Requirements
Copy out the whole listing exactly as written, leaving the pictures behind.
Start of Input rows
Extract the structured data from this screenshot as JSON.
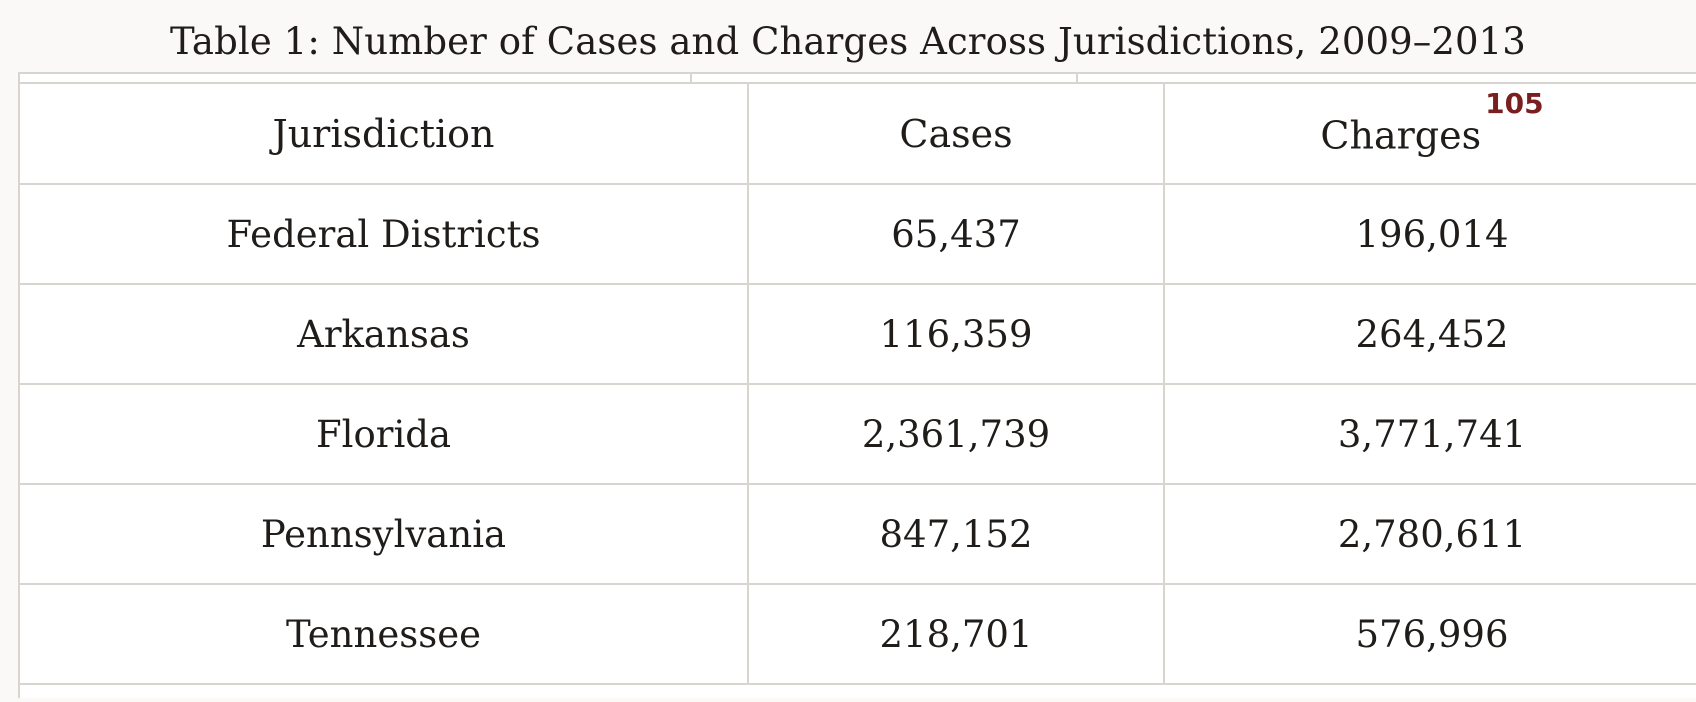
{
  "caption": "Table 1: Number of Cases and Charges Across Jurisdictions, 2009–2013",
  "table": {
    "headers": {
      "jurisdiction": "Jurisdiction",
      "cases": "Cases",
      "charges": "Charges",
      "charges_footnote": "105"
    },
    "rows": [
      {
        "jurisdiction": "Federal Districts",
        "cases": "65,437",
        "charges": "196,014"
      },
      {
        "jurisdiction": "Arkansas",
        "cases": "116,359",
        "charges": "264,452"
      },
      {
        "jurisdiction": "Florida",
        "cases": "2,361,739",
        "charges": "3,771,741"
      },
      {
        "jurisdiction": "Pennsylvania",
        "cases": "847,152",
        "charges": "2,780,611"
      },
      {
        "jurisdiction": "Tennessee",
        "cases": "218,701",
        "charges": "576,996"
      }
    ]
  },
  "colors": {
    "footnote": "#7a1f1f",
    "border": "#d8d4cf",
    "text": "#1f1c19",
    "page_background": "#faf9f7"
  }
}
End of Input rows
Task output
Extract the structured data from this screenshot as JSON.
{
  "caption": "Table 1: Number of Cases and Charges Across Jurisdictions, 2009–2013",
  "table": {
    "headers": {
      "jurisdiction": "Jurisdiction",
      "cases": "Cases",
      "charges": "Charges",
      "charges_footnote": "105"
    },
    "rows": [
      {
        "jurisdiction": "Federal Districts",
        "cases": "65,437",
        "charges": "196,014"
      },
      {
        "jurisdiction": "Arkansas",
        "cases": "116,359",
        "charges": "264,452"
      },
      {
        "jurisdiction": "Florida",
        "cases": "2,361,739",
        "charges": "3,771,741"
      },
      {
        "jurisdiction": "Pennsylvania",
        "cases": "847,152",
        "charges": "2,780,611"
      },
      {
        "jurisdiction": "Tennessee",
        "cases": "218,701",
        "charges": "576,996"
      }
    ]
  },
  "colors": {
    "footnote": "#7a1f1f",
    "border": "#d8d4cf",
    "text": "#1f1c19",
    "page_background": "#faf9f7"
  }
}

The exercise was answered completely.